SOURCE RECORDS

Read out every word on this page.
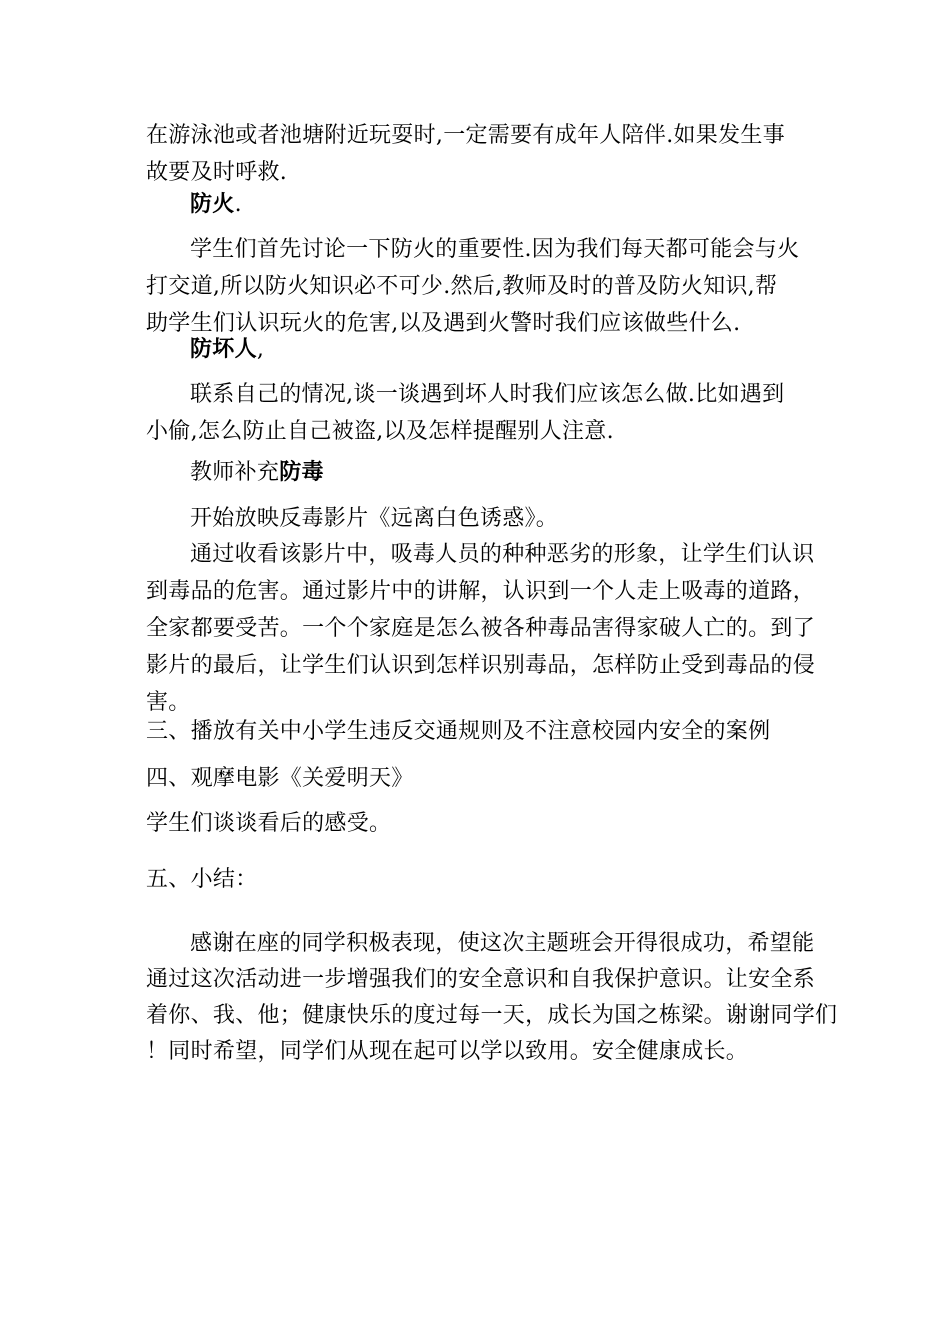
在游泳池或者池塘附近玩耍时,一定需要有成年人陪伴.如果发生事
故要及时呼救.
防火.
学生们首先讨论一下防火的重要性.因为我们每天都可能会与火
打交道,所以防火知识必不可少.然后,教师及时的普及防火知识,帮
助学生们认识玩火的危害,以及遇到火警时我们应该做些什么.
防坏人,
联系自己的情况,谈一谈遇到坏人时我们应该怎么做.比如遇到
小偷,怎么防止自己被盗,以及怎样提醒别人注意.
教师补充防毒
开始放映反毒影片《远离白色诱惑》。
通过收看该影片中，吸毒人员的种种恶劣的形象，让学生们认识
到毒品的危害。通过影片中的讲解，认识到一个人走上吸毒的道路，
全家都要受苦。一个个家庭是怎么被各种毒品害得家破人亡的。到了
影片的最后，让学生们认识到怎样识别毒品，怎样防止受到毒品的侵
害。
三、播放有关中小学生违反交通规则及不注意校园内安全的案例
四、观摩电影《关爱明天》
学生们谈谈看后的感受。
五、小结：
感谢在座的同学积极表现，使这次主题班会开得很成功，希望能
通过这次活动进一步增强我们的安全意识和自我保护意识。让安全系
着你、我、他；健康快乐的度过每一天，成长为国之栋梁。谢谢同学们
！同时希望，同学们从现在起可以学以致用。安全健康成长。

OBJECTIVE
Using the material above, return every line exactly as it appears, minus the pictures.

EXERCISE OUTPUT
Read out every word on this page.
在游泳池或者池塘附近玩耍时,一定需要有成年人陪伴.如果发生事
故要及时呼救.
防火.
学生们首先讨论一下防火的重要性.因为我们每天都可能会与火
打交道,所以防火知识必不可少.然后,教师及时的普及防火知识,帮
助学生们认识玩火的危害,以及遇到火警时我们应该做些什么.
防坏人,
联系自己的情况,谈一谈遇到坏人时我们应该怎么做.比如遇到
小偷,怎么防止自己被盗,以及怎样提醒别人注意.
教师补充防毒
开始放映反毒影片《远离白色诱惑》。
通过收看该影片中，吸毒人员的种种恶劣的形象，让学生们认识
到毒品的危害。通过影片中的讲解，认识到一个人走上吸毒的道路，
全家都要受苦。一个个家庭是怎么被各种毒品害得家破人亡的。到了
影片的最后，让学生们认识到怎样识别毒品，怎样防止受到毒品的侵
害。
三、播放有关中小学生违反交通规则及不注意校园内安全的案例
四、观摩电影《关爱明天》
学生们谈谈看后的感受。
五、小结：
感谢在座的同学积极表现，使这次主题班会开得很成功，希望能
通过这次活动进一步增强我们的安全意识和自我保护意识。让安全系
着你、我、他；健康快乐的度过每一天，成长为国之栋梁。谢谢同学们
！同时希望，同学们从现在起可以学以致用。安全健康成长。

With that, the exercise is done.